[Extracted data entries]
>>>

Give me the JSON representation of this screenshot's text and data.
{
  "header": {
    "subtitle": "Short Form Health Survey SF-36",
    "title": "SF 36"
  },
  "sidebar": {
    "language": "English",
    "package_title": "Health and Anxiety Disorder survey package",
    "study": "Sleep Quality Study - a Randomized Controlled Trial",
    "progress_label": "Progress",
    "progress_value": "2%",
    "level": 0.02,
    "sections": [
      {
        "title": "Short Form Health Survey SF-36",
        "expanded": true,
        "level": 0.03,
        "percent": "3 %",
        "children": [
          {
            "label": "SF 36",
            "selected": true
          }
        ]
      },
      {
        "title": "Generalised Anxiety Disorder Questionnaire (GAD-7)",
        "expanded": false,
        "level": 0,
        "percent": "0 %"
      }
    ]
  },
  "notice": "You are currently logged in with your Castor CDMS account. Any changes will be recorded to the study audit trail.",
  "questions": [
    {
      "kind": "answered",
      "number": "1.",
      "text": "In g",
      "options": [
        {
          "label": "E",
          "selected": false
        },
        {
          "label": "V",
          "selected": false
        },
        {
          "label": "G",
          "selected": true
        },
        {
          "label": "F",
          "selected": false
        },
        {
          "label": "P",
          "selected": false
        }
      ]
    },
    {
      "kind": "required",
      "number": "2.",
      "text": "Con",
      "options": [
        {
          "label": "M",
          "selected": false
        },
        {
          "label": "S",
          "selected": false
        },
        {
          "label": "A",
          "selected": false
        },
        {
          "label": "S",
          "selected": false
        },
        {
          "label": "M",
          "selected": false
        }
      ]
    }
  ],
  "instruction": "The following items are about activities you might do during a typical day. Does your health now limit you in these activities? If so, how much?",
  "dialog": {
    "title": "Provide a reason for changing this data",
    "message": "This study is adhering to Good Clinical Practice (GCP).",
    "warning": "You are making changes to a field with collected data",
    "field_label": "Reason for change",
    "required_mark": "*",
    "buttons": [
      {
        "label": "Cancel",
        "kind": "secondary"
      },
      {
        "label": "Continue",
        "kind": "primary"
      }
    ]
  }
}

<<<

Extract each entry in full, exactly as given.

* [Task solution]
Give me the JSON representation of this screenshot's text and data.
{
  "header": {
    "subtitle": "Short Form Health Survey SF-36",
    "title": "SF 36"
  },
  "sidebar": {
    "language": "English",
    "package_title": "Health and Anxiety Disorder survey package",
    "study": "Sleep Quality Study - a Randomized Controlled Trial",
    "progress_label": "Progress",
    "progress_value": "2%",
    "level": 0.02,
    "sections": [
      {
        "title": "Short Form Health Survey SF-36",
        "expanded": true,
        "level": 0.03,
        "percent": "3 %",
        "children": [
          {
            "label": "SF 36",
            "selected": true
          }
        ]
      },
      {
        "title": "Generalised Anxiety Disorder Questionnaire (GAD-7)",
        "expanded": false,
        "level": 0,
        "percent": "0 %"
      }
    ]
  },
  "notice": "You are currently logged in with your Castor CDMS account. Any changes will be recorded to the study audit trail.",
  "questions": [
    {
      "kind": "answered",
      "number": "1.",
      "text": "In g",
      "options": [
        {
          "label": "E",
          "selected": false
        },
        {
          "label": "V",
          "selected": false
        },
        {
          "label": "G",
          "selected": true
        },
        {
          "label": "F",
          "selected": false
        },
        {
          "label": "P",
          "selected": false
        }
      ]
    },
    {
      "kind": "required",
      "number": "2.",
      "text": "Con",
      "options": [
        {
          "label": "M",
          "selected": false
        },
        {
          "label": "S",
          "selected": false
        },
        {
          "label": "A",
          "selected": false
        },
        {
          "label": "S",
          "selected": false
        },
        {
          "label": "M",
          "selected": false
        }
      ]
    }
  ],
  "instruction": "The following items are about activities you might do during a typical day. Does your health now limit you in these activities? If so, how much?",
  "dialog": {
    "title": "Provide a reason for changing this data",
    "message": "This study is adhering to Good Clinical Practice (GCP).",
    "warning": "You are making changes to a field with collected data",
    "field_label": "Reason for change",
    "required_mark": "*",
    "buttons": [
      {
        "label": "Cancel",
        "kind": "secondary"
      },
      {
        "label": "Continue",
        "kind": "primary"
      }
    ]
  }
}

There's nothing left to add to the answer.